## [REQUIRED TASK]
Find the lines that contain the word "имеющих" and copy each one.

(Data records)
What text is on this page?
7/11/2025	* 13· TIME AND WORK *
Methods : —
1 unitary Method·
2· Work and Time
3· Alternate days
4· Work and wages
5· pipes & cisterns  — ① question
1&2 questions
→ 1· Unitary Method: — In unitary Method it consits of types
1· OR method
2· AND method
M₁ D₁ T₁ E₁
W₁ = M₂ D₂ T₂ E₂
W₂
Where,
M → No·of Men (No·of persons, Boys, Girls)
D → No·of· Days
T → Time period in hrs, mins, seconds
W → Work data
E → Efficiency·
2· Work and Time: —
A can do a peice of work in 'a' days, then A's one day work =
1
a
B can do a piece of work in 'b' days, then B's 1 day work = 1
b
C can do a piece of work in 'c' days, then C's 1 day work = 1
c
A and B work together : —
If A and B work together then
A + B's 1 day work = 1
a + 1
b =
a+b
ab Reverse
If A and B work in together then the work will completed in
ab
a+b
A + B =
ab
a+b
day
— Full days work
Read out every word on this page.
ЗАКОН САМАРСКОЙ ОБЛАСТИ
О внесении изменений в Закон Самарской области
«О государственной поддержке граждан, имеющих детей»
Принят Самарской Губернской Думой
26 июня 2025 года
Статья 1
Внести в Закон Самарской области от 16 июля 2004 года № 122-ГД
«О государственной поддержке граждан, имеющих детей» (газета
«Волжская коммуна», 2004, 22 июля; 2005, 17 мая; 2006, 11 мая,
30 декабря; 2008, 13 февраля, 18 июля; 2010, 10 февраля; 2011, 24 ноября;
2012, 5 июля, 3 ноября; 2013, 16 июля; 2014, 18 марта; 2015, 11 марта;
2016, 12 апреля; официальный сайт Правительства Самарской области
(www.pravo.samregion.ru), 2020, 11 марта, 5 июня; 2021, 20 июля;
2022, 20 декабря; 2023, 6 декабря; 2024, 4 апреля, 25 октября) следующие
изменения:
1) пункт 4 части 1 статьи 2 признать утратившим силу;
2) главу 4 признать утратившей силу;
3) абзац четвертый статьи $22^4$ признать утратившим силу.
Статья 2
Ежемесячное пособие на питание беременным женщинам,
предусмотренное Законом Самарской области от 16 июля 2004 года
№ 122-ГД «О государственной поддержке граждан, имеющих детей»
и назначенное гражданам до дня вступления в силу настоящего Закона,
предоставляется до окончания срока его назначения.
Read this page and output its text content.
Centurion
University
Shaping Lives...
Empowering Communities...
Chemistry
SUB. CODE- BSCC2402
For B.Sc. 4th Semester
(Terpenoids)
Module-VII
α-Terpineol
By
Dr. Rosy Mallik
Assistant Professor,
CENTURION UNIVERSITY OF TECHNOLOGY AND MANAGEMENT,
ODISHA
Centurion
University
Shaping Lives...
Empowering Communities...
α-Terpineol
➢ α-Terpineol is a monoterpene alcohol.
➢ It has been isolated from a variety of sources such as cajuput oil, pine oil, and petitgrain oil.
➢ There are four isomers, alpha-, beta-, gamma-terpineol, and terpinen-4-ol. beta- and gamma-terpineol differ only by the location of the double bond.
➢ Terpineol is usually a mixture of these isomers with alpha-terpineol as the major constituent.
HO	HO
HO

## [ANSWER FOR THIS EXERCISE]
«О государственной поддержке граждан, имеющих детей»
«О государственной поддержке граждан, имеющих детей» (газета
№ 122-ГД «О государственной поддержке граждан, имеющих детей»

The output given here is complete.